■ Given problem: Output the full listing below exactly, without the pictures.

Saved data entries

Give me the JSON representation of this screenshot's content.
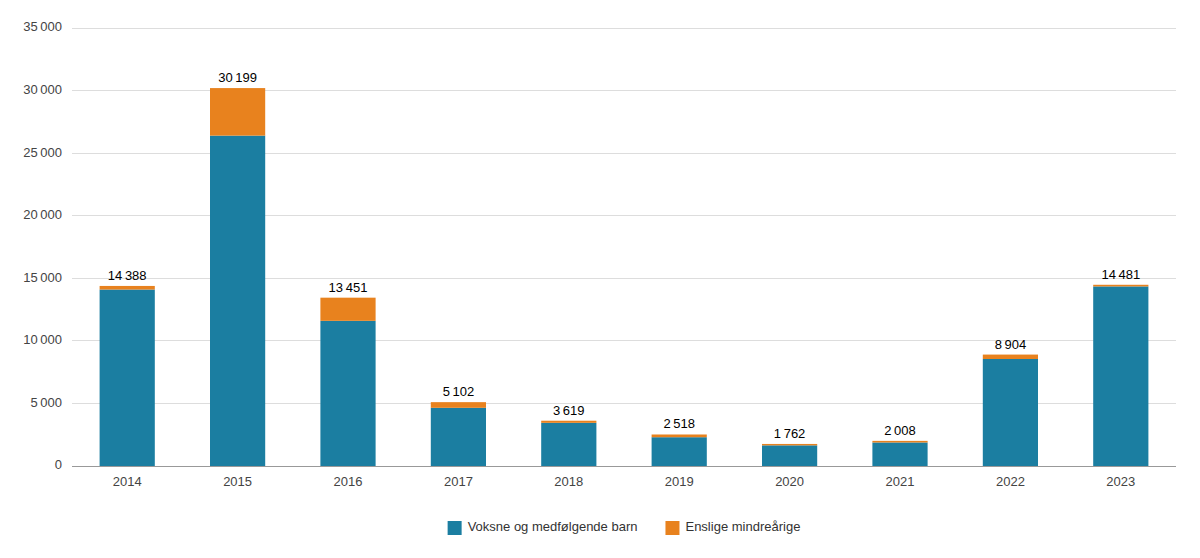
{
  "chart_data": {
    "type": "bar",
    "stacked": true,
    "categories": [
      "2014",
      "2015",
      "2016",
      "2017",
      "2018",
      "2019",
      "2020",
      "2021",
      "2022",
      "2023"
    ],
    "series": [
      {
        "name": "Voksne og medfølgende barn",
        "color": "#1b7ea1",
        "values": [
          14100,
          26400,
          11600,
          4650,
          3450,
          2300,
          1650,
          1880,
          8550,
          14350
        ]
      },
      {
        "name": "Enslige mindreårige",
        "color": "#e8821e",
        "values": [
          288,
          3799,
          1851,
          452,
          169,
          218,
          112,
          128,
          354,
          131
        ]
      }
    ],
    "totals": [
      14388,
      30199,
      13451,
      5102,
      3619,
      2518,
      1762,
      2008,
      8904,
      14481
    ],
    "total_labels": [
      "14 388",
      "30 199",
      "13 451",
      "5 102",
      "3 619",
      "2 518",
      "1 762",
      "2 008",
      "8 904",
      "14 481"
    ],
    "ylim": [
      0,
      35000
    ],
    "yticks": [
      0,
      {
        "value": 5000,
        "label": "5 000"
      },
      {
        "value": 10000,
        "label": "10 000"
      },
      {
        "value": 15000,
        "label": "15 000"
      },
      {
        "value": 20000,
        "label": "20 000"
      },
      {
        "value": 25000,
        "label": "25 000"
      },
      {
        "value": 30000,
        "label": "30 000"
      },
      {
        "value": 35000,
        "label": "35 000"
      }
    ],
    "grid": true,
    "legend": "bottom"
  }
}
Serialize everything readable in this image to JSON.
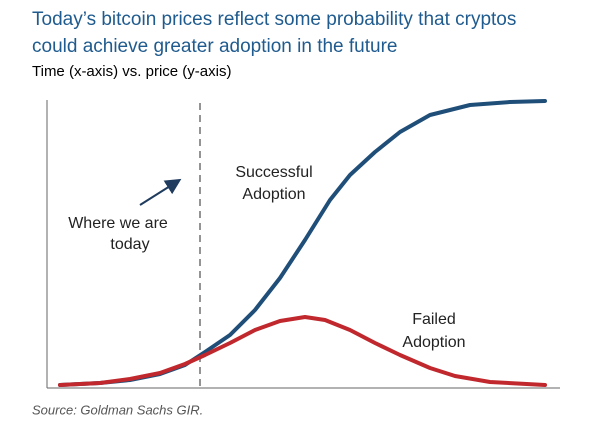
{
  "header": {
    "title": [
      "Today’s bitcoin prices reflect some probability that cryptos",
      "could achieve greater adoption in the future"
    ],
    "subtitle": "Time (x-axis) vs. price (y-axis)"
  },
  "annotations": {
    "successful": [
      "Successful",
      "Adoption"
    ],
    "failed": [
      "Failed",
      "Adoption"
    ],
    "today": [
      "Where we are",
      "today"
    ]
  },
  "source": "Source: Goldman Sachs GIR."
}
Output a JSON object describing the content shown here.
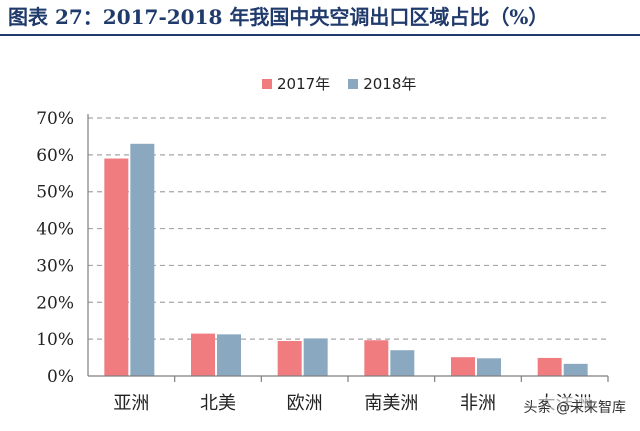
{
  "header": {
    "title": "图表 27：2017-2018 年我国中央空调出口区域占比（%）"
  },
  "colors": {
    "series_2017": "#f07c80",
    "series_2018": "#8aa9c1",
    "grid": "#a6a6a6",
    "title": "#1f3a6b"
  },
  "watermark": "头条 @未来智库",
  "chart_data": {
    "type": "bar",
    "title": "",
    "xlabel": "",
    "ylabel": "",
    "categories": [
      "亚洲",
      "北美",
      "欧洲",
      "南美洲",
      "非洲",
      "大洋洲"
    ],
    "series": [
      {
        "name": "2017年",
        "values": [
          59,
          11.5,
          9.5,
          9.7,
          5.1,
          4.9
        ]
      },
      {
        "name": "2018年",
        "values": [
          63,
          11.3,
          10.2,
          7,
          4.8,
          3.3
        ]
      }
    ],
    "yticks": [
      "0%",
      "10%",
      "20%",
      "30%",
      "40%",
      "50%",
      "60%",
      "70%"
    ],
    "ylim": [
      0,
      70
    ],
    "grid": true,
    "legend": "top"
  }
}
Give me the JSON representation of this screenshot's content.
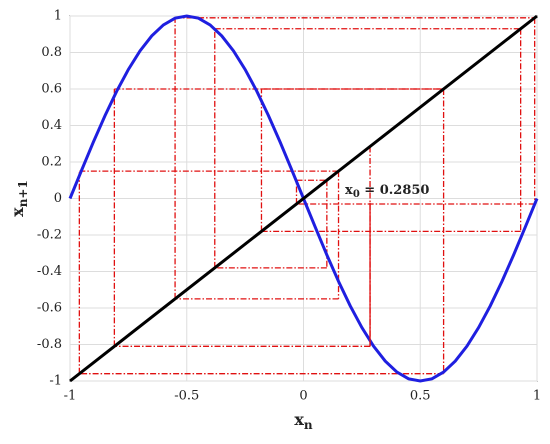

■ Output of the exercise:
Give me the JSON representation of this screenshot's content.
{
  "chart_data": {
    "type": "bar",
    "stacked": true,
    "categories": [
      "2014",
      "2015",
      "2016",
      "2017",
      "2018",
      "2019",
      "2020",
      "2021",
      "2022",
      "2023"
    ],
    "series": [
      {
        "name": "Voksne og medfølgende barn",
        "color": "#1b7ea1",
        "values": [
          14100,
          26400,
          11600,
          4650,
          3450,
          2300,
          1650,
          1880,
          8550,
          14350
        ]
      },
      {
        "name": "Enslige mindreårige",
        "color": "#e8821e",
        "values": [
          288,
          3799,
          1851,
          452,
          169,
          218,
          112,
          128,
          354,
          131
        ]
      }
    ],
    "totals": [
      14388,
      30199,
      13451,
      5102,
      3619,
      2518,
      1762,
      2008,
      8904,
      14481
    ],
    "total_labels": [
      "14 388",
      "30 199",
      "13 451",
      "5 102",
      "3 619",
      "2 518",
      "1 762",
      "2 008",
      "8 904",
      "14 481"
    ],
    "ylim": [
      0,
      35000
    ],
    "yticks": [
      0,
      {
        "value": 5000,
        "label": "5 000"
      },
      {
        "value": 10000,
        "label": "10 000"
      },
      {
        "value": 15000,
        "label": "15 000"
      },
      {
        "value": 20000,
        "label": "20 000"
      },
      {
        "value": 25000,
        "label": "25 000"
      },
      {
        "value": 30000,
        "label": "30 000"
      },
      {
        "value": 35000,
        "label": "35 000"
      }
    ],
    "grid": true,
    "legend": "bottom"
  }
}
Serialize everything readable in this image to JSON.
{
  "header": {
    "title": [
      "Today’s bitcoin prices reflect some probability that cryptos",
      "could achieve greater adoption in the future"
    ],
    "subtitle": "Time (x-axis) vs. price (y-axis)"
  },
  "annotations": {
    "successful": [
      "Successful",
      "Adoption"
    ],
    "failed": [
      "Failed",
      "Adoption"
    ],
    "today": [
      "Where we are",
      "today"
    ]
  },
  "source": "Source: Goldman Sachs GIR."
}
Output a JSON object describing the content shown here.
{
  "header": {
    "title": "图表 27：2017-2018 年我国中央空调出口区域占比（%）"
  },
  "colors": {
    "series_2017": "#f07c80",
    "series_2018": "#8aa9c1",
    "grid": "#a6a6a6",
    "title": "#1f3a6b"
  },
  "watermark": "头条 @未来智库",
  "chart_data": {
    "type": "bar",
    "title": "",
    "xlabel": "",
    "ylabel": "",
    "categories": [
      "亚洲",
      "北美",
      "欧洲",
      "南美洲",
      "非洲",
      "大洋洲"
    ],
    "series": [
      {
        "name": "2017年",
        "values": [
          59,
          11.5,
          9.5,
          9.7,
          5.1,
          4.9
        ]
      },
      {
        "name": "2018年",
        "values": [
          63,
          11.3,
          10.2,
          7,
          4.8,
          3.3
        ]
      }
    ],
    "yticks": [
      "0%",
      "10%",
      "20%",
      "30%",
      "40%",
      "50%",
      "60%",
      "70%"
    ],
    "ylim": [
      0,
      70
    ],
    "grid": true,
    "legend": "top"
  }
}
Give me the JSON representation of this screenshot's content.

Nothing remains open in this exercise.